>> Begin

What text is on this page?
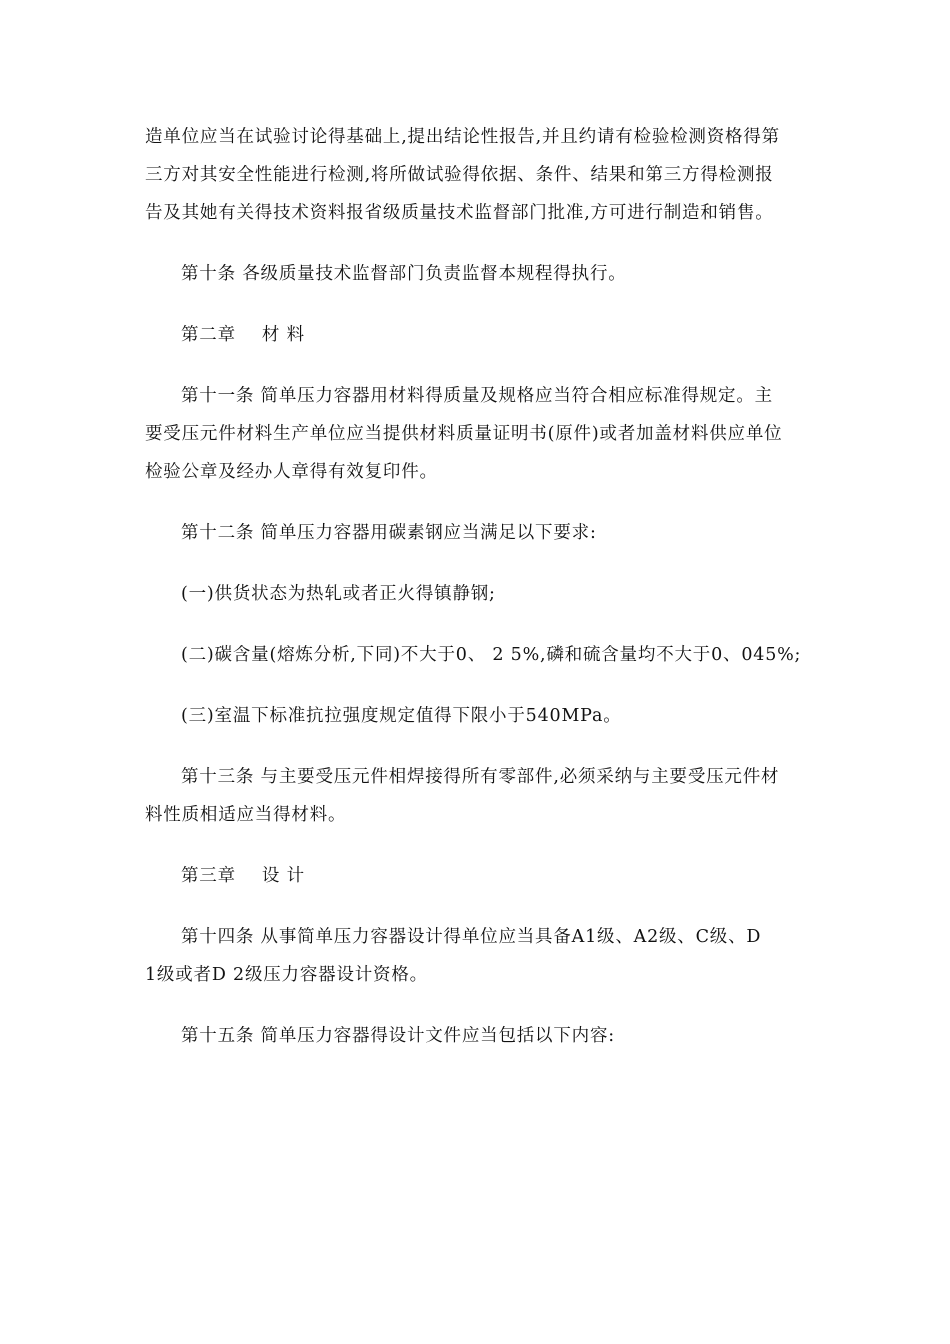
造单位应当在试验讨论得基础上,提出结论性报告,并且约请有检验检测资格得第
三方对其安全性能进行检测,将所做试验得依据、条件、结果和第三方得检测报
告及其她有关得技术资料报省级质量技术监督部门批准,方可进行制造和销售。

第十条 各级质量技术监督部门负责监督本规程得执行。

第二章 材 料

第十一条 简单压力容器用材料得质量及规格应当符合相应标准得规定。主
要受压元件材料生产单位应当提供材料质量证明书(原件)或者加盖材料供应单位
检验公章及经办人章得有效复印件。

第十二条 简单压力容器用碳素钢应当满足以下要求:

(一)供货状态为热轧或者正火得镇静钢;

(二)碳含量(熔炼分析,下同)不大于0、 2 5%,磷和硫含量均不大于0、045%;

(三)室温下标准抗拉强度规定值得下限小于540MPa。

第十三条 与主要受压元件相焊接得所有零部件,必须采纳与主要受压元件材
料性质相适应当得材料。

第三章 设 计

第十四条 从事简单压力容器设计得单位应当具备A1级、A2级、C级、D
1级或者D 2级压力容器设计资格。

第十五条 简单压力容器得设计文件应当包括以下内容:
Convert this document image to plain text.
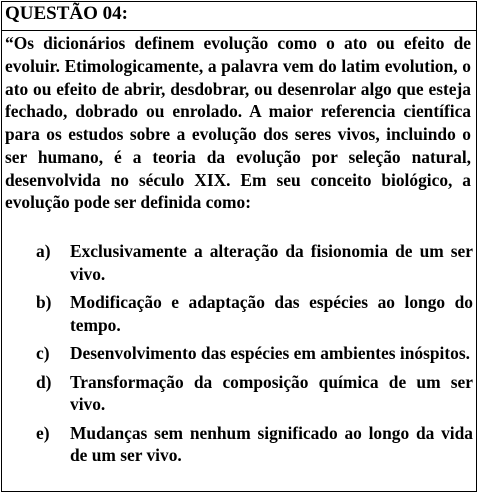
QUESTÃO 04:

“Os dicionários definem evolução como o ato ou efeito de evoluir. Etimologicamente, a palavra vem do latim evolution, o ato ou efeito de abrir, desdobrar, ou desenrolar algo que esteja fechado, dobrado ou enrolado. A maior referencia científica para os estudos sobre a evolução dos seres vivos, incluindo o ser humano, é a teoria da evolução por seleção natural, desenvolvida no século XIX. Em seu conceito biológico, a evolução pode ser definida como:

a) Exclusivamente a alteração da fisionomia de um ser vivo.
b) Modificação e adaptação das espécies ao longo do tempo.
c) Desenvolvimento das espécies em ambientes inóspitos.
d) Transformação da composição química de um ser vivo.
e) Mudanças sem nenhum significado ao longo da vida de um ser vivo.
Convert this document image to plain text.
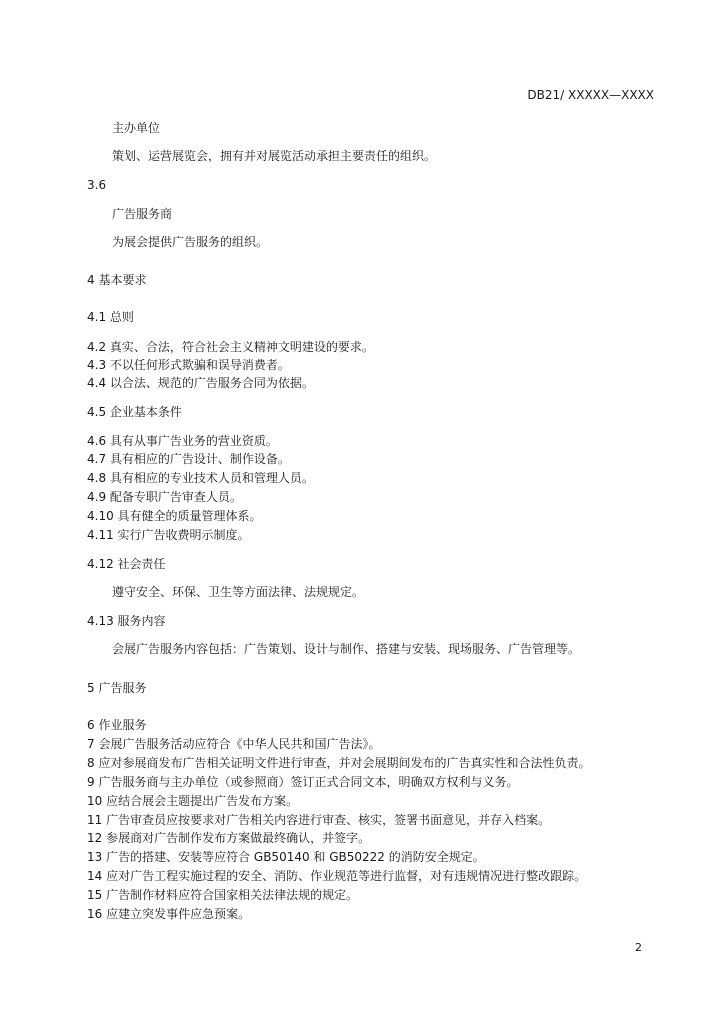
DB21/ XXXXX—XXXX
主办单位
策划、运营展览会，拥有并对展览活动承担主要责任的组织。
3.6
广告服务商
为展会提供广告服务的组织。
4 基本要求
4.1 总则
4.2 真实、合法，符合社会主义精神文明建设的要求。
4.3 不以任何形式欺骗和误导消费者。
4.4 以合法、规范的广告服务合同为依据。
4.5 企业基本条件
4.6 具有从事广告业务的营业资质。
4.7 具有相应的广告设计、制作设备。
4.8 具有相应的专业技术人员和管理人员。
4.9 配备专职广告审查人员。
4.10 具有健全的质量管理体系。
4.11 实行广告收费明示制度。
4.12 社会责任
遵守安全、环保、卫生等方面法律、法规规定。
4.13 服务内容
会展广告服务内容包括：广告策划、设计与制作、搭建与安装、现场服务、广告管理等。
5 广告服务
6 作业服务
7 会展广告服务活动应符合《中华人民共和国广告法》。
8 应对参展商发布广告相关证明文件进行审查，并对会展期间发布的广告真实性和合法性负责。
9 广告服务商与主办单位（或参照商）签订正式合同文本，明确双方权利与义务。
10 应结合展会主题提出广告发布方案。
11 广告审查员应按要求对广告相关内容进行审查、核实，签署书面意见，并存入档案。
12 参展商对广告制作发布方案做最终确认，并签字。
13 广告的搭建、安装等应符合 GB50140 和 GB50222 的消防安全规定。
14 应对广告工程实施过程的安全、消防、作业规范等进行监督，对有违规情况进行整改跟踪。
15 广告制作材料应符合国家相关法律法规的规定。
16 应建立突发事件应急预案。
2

>> End
>> Begin

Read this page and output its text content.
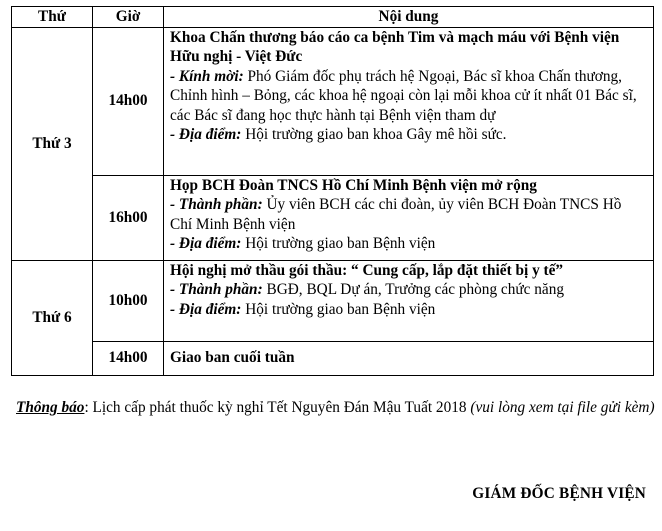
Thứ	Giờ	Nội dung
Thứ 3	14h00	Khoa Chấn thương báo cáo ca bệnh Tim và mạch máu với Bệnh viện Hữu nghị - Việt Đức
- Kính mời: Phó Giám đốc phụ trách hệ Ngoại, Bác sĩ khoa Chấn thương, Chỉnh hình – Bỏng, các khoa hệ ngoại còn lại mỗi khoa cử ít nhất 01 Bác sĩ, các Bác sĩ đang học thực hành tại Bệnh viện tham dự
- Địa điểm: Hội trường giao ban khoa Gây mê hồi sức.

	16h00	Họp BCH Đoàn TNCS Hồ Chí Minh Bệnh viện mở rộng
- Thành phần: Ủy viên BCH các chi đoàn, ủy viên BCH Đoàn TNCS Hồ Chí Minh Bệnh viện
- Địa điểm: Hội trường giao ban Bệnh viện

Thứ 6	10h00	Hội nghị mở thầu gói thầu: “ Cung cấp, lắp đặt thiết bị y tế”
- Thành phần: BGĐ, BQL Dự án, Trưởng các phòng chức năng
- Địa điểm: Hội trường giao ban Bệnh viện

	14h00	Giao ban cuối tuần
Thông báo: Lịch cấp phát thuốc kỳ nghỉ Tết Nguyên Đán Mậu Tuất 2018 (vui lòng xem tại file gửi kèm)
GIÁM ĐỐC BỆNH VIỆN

>> End

→ What is expected: Copy, from the material, each line that holds the string "longo".

→ Output for this task:
b) Modificação e adaptação das espécies ao longo do tempo.
e) Mudanças sem nenhum significado ao longo da vida de um ser vivo.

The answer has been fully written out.